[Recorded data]
** begin **

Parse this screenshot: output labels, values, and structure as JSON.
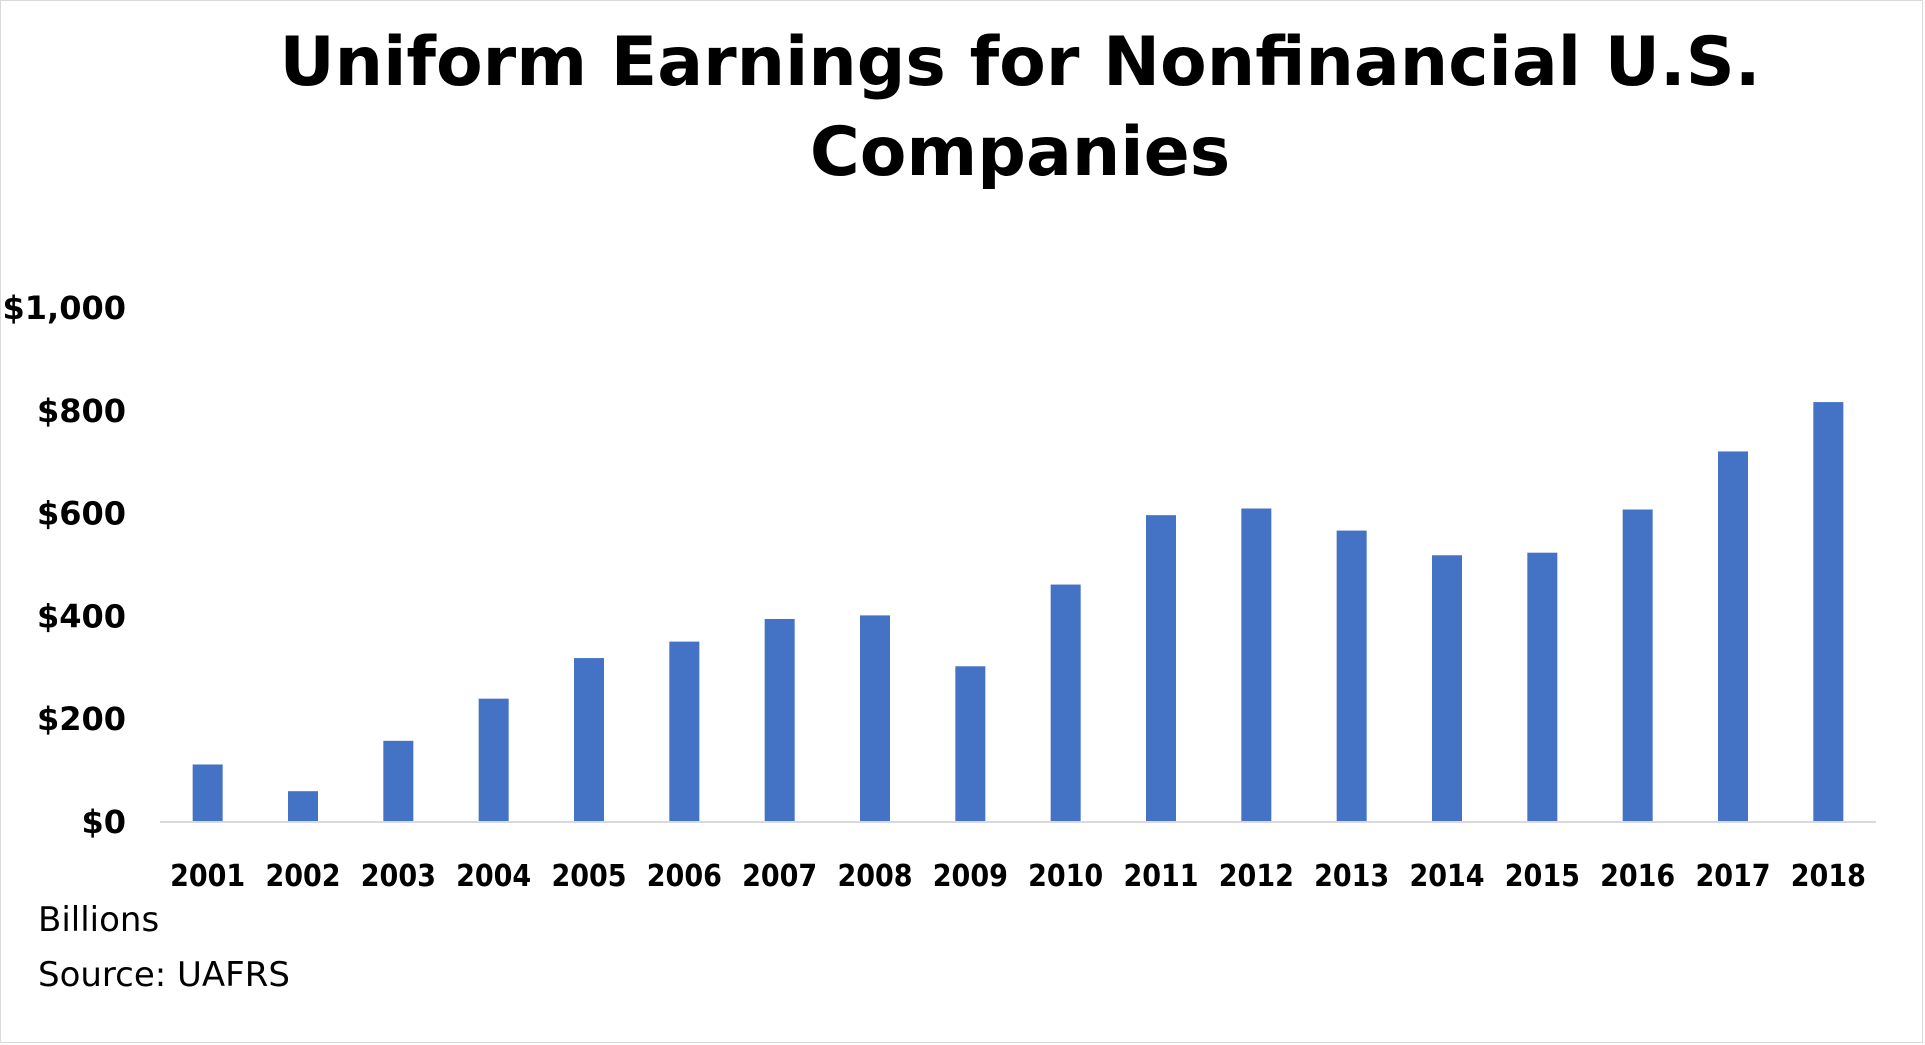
{
  "chart_data": {
    "type": "bar",
    "title": "Uniform Earnings for Nonfinancial U.S. Companies",
    "categories": [
      "2001",
      "2002",
      "2003",
      "2004",
      "2005",
      "2006",
      "2007",
      "2008",
      "2009",
      "2010",
      "2011",
      "2012",
      "2013",
      "2014",
      "2015",
      "2016",
      "2017",
      "2018"
    ],
    "series": [
      {
        "values": [
          110,
          58,
          156,
          238,
          317,
          349,
          393,
          400,
          301,
          460,
          595,
          608,
          565,
          517,
          522,
          606,
          719,
          815
        ],
        "color": "#4472c4"
      }
    ],
    "ylim": [
      0,
      1000
    ],
    "yticks": [
      0,
      200,
      400,
      600,
      800,
      1000
    ],
    "ytick_labels": [
      "$0",
      "$200",
      "$400",
      "$600",
      "$800",
      "$1,000"
    ],
    "xlabel": "",
    "ylabel": "",
    "grid": false,
    "legend": "none"
  },
  "notes": {
    "units": "Billions",
    "source": "Source: UAFRS"
  }
}
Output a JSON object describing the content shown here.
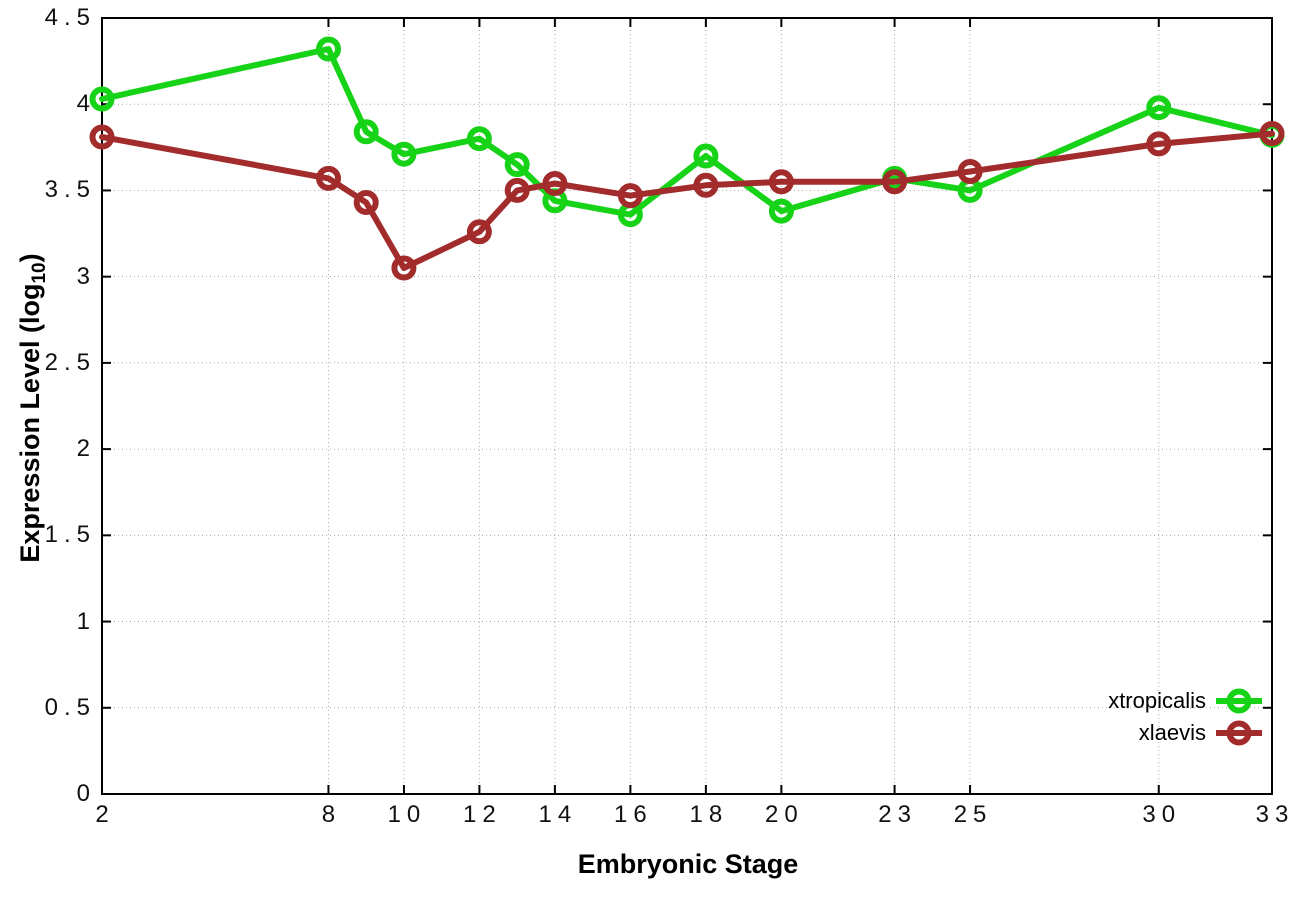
{
  "chart_data": {
    "type": "line",
    "title": "",
    "xlabel": "Embryonic Stage",
    "ylabel": "Expression Level (log10)",
    "ylabel_parts": {
      "prefix": "Expression Level (log",
      "sub": "10",
      "suffix": ")"
    },
    "x": [
      2,
      8,
      9,
      10,
      12,
      13,
      14,
      16,
      18,
      20,
      23,
      25,
      30,
      33
    ],
    "x_ticks": [
      2,
      8,
      10,
      12,
      14,
      16,
      18,
      20,
      23,
      25,
      30,
      33
    ],
    "x_tick_labels": [
      "2",
      "8",
      "10",
      "12",
      "14",
      "16",
      "18",
      "20",
      "23",
      "25",
      "30",
      "33"
    ],
    "y_ticks": [
      0,
      0.5,
      1,
      1.5,
      2,
      2.5,
      3,
      3.5,
      4,
      4.5
    ],
    "y_tick_labels": [
      "0",
      "0.5",
      "1",
      "1.5",
      "2",
      "2.5",
      "3",
      "3.5",
      "4",
      "4.5"
    ],
    "xlim": [
      2,
      33
    ],
    "ylim": [
      0,
      4.5
    ],
    "grid": true,
    "marker": "open-circle",
    "legend_position": "bottom-right-inside",
    "colors": {
      "background": "#ffffff",
      "border": "#000000",
      "grid": "#aaaaaa",
      "tick_text": "#111111"
    },
    "series": [
      {
        "name": "xtropicalis",
        "color": "#17d317",
        "values": [
          4.03,
          4.32,
          3.84,
          3.71,
          3.8,
          3.65,
          3.44,
          3.36,
          3.7,
          3.38,
          3.57,
          3.5,
          3.98,
          3.82
        ]
      },
      {
        "name": "xlaevis",
        "color": "#a22c2c",
        "values": [
          3.81,
          3.57,
          3.43,
          3.05,
          3.26,
          3.5,
          3.54,
          3.47,
          3.53,
          3.55,
          3.55,
          3.61,
          3.77,
          3.83
        ]
      }
    ]
  }
}
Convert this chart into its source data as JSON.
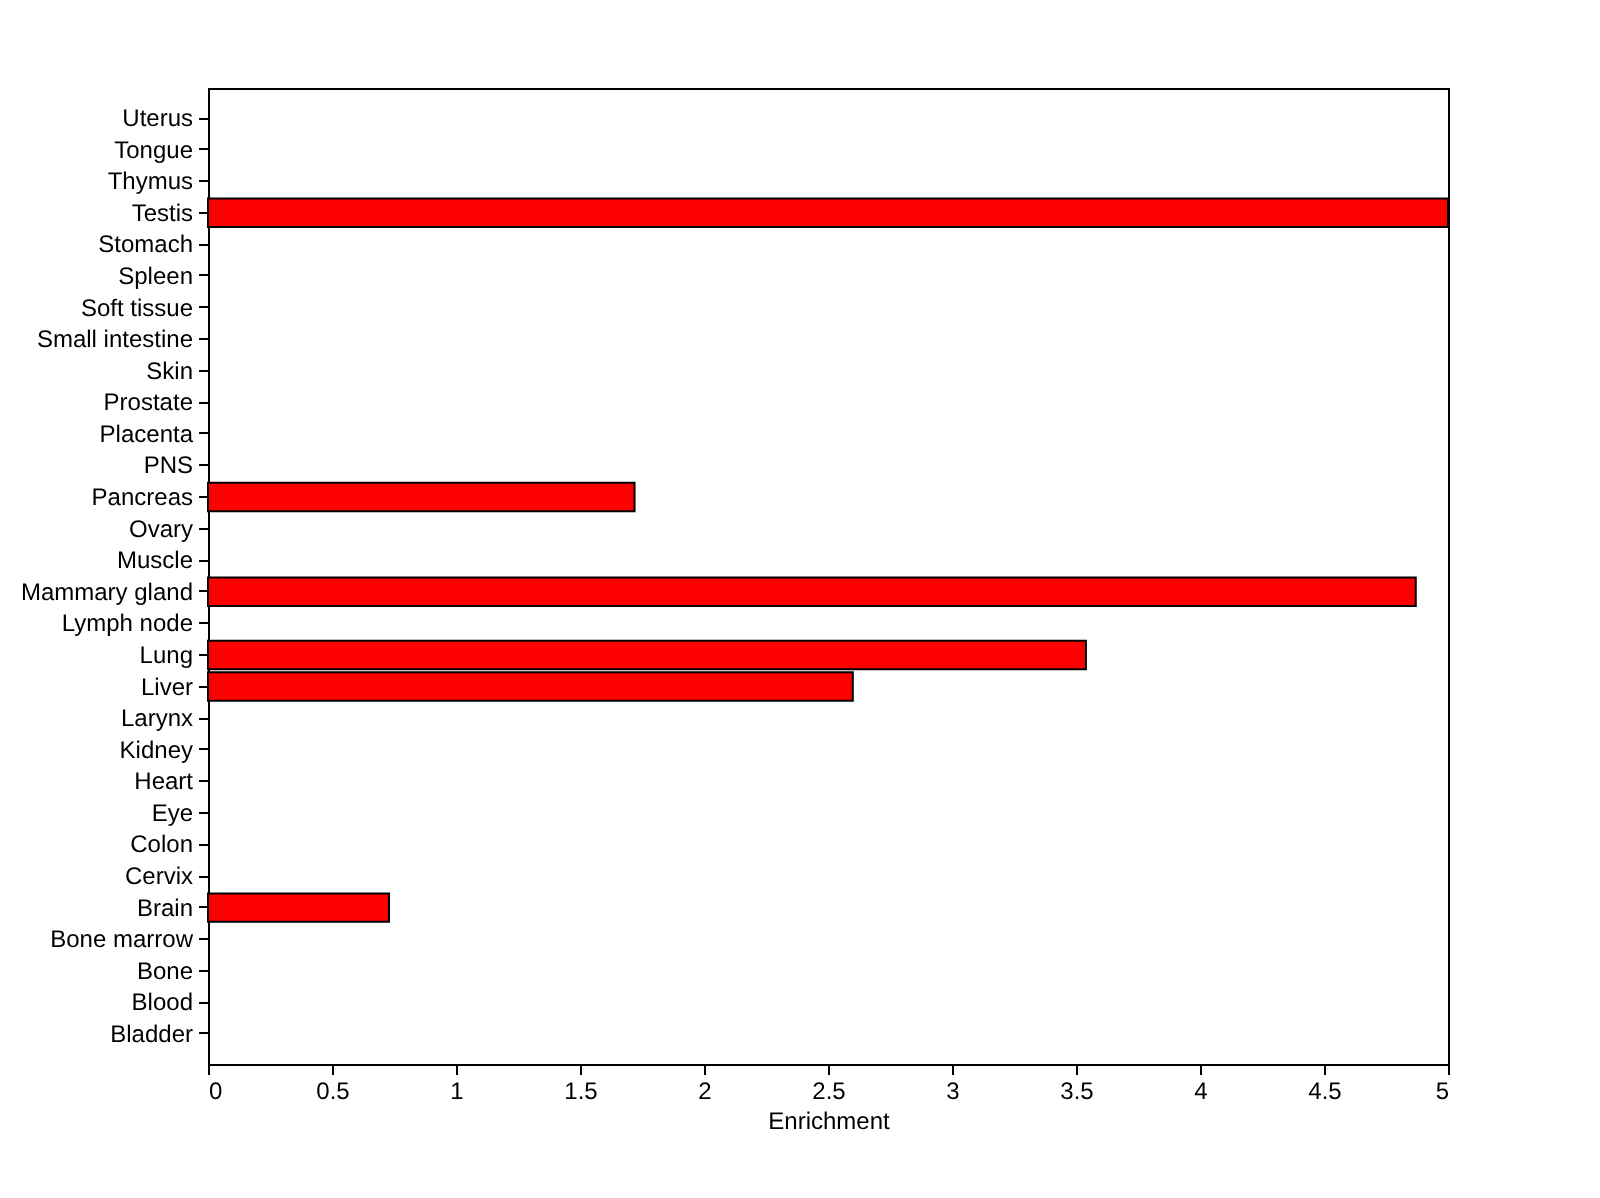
{
  "chart_data": {
    "type": "bar",
    "orientation": "horizontal",
    "xlabel": "Enrichment",
    "categories": [
      "Uterus",
      "Tongue",
      "Thymus",
      "Testis",
      "Stomach",
      "Spleen",
      "Soft tissue",
      "Small intestine",
      "Skin",
      "Prostate",
      "Placenta",
      "PNS",
      "Pancreas",
      "Ovary",
      "Muscle",
      "Mammary gland",
      "Lymph node",
      "Lung",
      "Liver",
      "Larynx",
      "Kidney",
      "Heart",
      "Eye",
      "Colon",
      "Cervix",
      "Brain",
      "Bone marrow",
      "Bone",
      "Blood",
      "Bladder"
    ],
    "values": [
      0,
      0,
      0,
      5,
      0,
      0,
      0,
      0,
      0,
      0,
      0,
      0,
      1.72,
      0,
      0,
      4.87,
      0,
      3.54,
      2.6,
      0,
      0,
      0,
      0,
      0,
      0,
      0.73,
      0,
      0,
      0,
      0
    ],
    "color": "#ff0000",
    "xlim": [
      0,
      5
    ],
    "xticks": [
      0,
      0.5,
      1,
      1.5,
      2,
      2.5,
      3,
      3.5,
      4,
      4.5,
      5
    ],
    "grid": false
  }
}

** end **

Challenge:
Repeat each record exactly, with the pictures left out.

Solved problem:
Parse this screenshot: output labels, values, and structure as JSON.
{
  "chart_data": {
    "type": "bar",
    "title": "Uniform Earnings for Nonfinancial U.S. Companies",
    "categories": [
      "2001",
      "2002",
      "2003",
      "2004",
      "2005",
      "2006",
      "2007",
      "2008",
      "2009",
      "2010",
      "2011",
      "2012",
      "2013",
      "2014",
      "2015",
      "2016",
      "2017",
      "2018"
    ],
    "series": [
      {
        "values": [
          110,
          58,
          156,
          238,
          317,
          349,
          393,
          400,
          301,
          460,
          595,
          608,
          565,
          517,
          522,
          606,
          719,
          815
        ],
        "color": "#4472c4"
      }
    ],
    "ylim": [
      0,
      1000
    ],
    "yticks": [
      0,
      200,
      400,
      600,
      800,
      1000
    ],
    "ytick_labels": [
      "$0",
      "$200",
      "$400",
      "$600",
      "$800",
      "$1,000"
    ],
    "xlabel": "",
    "ylabel": "",
    "grid": false,
    "legend": "none"
  },
  "notes": {
    "units": "Billions",
    "source": "Source: UAFRS"
  }
}
Output a JSON object describing the content shown here.
{
  "chart_data": {
    "type": "line",
    "title": "",
    "xlabel": "Embryonic Stage",
    "ylabel": "Expression Level (log10)",
    "ylabel_parts": {
      "prefix": "Expression Level (log",
      "sub": "10",
      "suffix": ")"
    },
    "x": [
      2,
      8,
      9,
      10,
      12,
      13,
      14,
      16,
      18,
      20,
      23,
      25,
      30,
      33
    ],
    "x_ticks": [
      2,
      8,
      10,
      12,
      14,
      16,
      18,
      20,
      23,
      25,
      30,
      33
    ],
    "x_tick_labels": [
      "2",
      "8",
      "10",
      "12",
      "14",
      "16",
      "18",
      "20",
      "23",
      "25",
      "30",
      "33"
    ],
    "y_ticks": [
      0,
      0.5,
      1,
      1.5,
      2,
      2.5,
      3,
      3.5,
      4,
      4.5
    ],
    "y_tick_labels": [
      "0",
      "0.5",
      "1",
      "1.5",
      "2",
      "2.5",
      "3",
      "3.5",
      "4",
      "4.5"
    ],
    "xlim": [
      2,
      33
    ],
    "ylim": [
      0,
      4.5
    ],
    "grid": true,
    "marker": "open-circle",
    "legend_position": "bottom-right-inside",
    "colors": {
      "background": "#ffffff",
      "border": "#000000",
      "grid": "#aaaaaa",
      "tick_text": "#111111"
    },
    "series": [
      {
        "name": "xtropicalis",
        "color": "#17d317",
        "values": [
          4.03,
          4.32,
          3.84,
          3.71,
          3.8,
          3.65,
          3.44,
          3.36,
          3.7,
          3.38,
          3.57,
          3.5,
          3.98,
          3.82
        ]
      },
      {
        "name": "xlaevis",
        "color": "#a22c2c",
        "values": [
          3.81,
          3.57,
          3.43,
          3.05,
          3.26,
          3.5,
          3.54,
          3.47,
          3.53,
          3.55,
          3.55,
          3.61,
          3.77,
          3.83
        ]
      }
    ]
  }
}
Convert this chart into its source data as JSON.
{
  "chart_data": {
    "type": "bar",
    "orientation": "horizontal",
    "xlabel": "Enrichment",
    "categories": [
      "Uterus",
      "Tongue",
      "Thymus",
      "Testis",
      "Stomach",
      "Spleen",
      "Soft tissue",
      "Small intestine",
      "Skin",
      "Prostate",
      "Placenta",
      "PNS",
      "Pancreas",
      "Ovary",
      "Muscle",
      "Mammary gland",
      "Lymph node",
      "Lung",
      "Liver",
      "Larynx",
      "Kidney",
      "Heart",
      "Eye",
      "Colon",
      "Cervix",
      "Brain",
      "Bone marrow",
      "Bone",
      "Blood",
      "Bladder"
    ],
    "values": [
      0,
      0,
      0,
      5,
      0,
      0,
      0,
      0,
      0,
      0,
      0,
      0,
      1.72,
      0,
      0,
      4.87,
      0,
      3.54,
      2.6,
      0,
      0,
      0,
      0,
      0,
      0,
      0.73,
      0,
      0,
      0,
      0
    ],
    "color": "#ff0000",
    "xlim": [
      0,
      5
    ],
    "xticks": [
      0,
      0.5,
      1,
      1.5,
      2,
      2.5,
      3,
      3.5,
      4,
      4.5,
      5
    ],
    "grid": false
  }
}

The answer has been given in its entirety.